STORED RECORDS -
########

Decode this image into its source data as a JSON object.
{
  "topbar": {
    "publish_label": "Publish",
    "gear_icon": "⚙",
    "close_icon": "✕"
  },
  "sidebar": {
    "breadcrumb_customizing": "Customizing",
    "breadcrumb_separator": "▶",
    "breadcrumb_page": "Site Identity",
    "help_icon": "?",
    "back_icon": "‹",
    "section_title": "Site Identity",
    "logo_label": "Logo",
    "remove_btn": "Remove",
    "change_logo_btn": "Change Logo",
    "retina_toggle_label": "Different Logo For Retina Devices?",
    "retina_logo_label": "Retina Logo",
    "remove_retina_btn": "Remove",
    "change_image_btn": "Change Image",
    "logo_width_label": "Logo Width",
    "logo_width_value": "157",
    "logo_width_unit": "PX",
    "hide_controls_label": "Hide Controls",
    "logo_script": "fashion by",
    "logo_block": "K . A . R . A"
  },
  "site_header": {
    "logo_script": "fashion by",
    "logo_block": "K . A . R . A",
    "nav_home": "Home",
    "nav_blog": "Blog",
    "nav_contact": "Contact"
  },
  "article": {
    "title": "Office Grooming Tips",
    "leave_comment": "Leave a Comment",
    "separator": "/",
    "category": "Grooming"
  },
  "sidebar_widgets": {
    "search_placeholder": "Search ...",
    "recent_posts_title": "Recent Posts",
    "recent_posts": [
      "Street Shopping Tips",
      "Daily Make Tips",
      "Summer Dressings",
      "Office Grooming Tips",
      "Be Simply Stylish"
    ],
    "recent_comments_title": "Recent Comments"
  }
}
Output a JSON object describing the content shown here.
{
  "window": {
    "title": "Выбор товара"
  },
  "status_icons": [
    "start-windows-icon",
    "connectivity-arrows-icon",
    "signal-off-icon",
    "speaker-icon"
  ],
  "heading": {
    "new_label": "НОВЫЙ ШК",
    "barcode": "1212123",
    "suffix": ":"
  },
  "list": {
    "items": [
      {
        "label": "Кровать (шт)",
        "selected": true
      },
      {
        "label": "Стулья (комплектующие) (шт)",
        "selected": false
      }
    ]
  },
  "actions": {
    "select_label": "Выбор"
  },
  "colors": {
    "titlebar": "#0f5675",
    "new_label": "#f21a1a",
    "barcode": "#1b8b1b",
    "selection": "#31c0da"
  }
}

########

WHAT THE EXERCISE ASKS - In the entries above, find each line with the word "Выбор" and show it.

THE RESPONSE -
    "title": "Выбор товара"
    "select_label": "Выбор"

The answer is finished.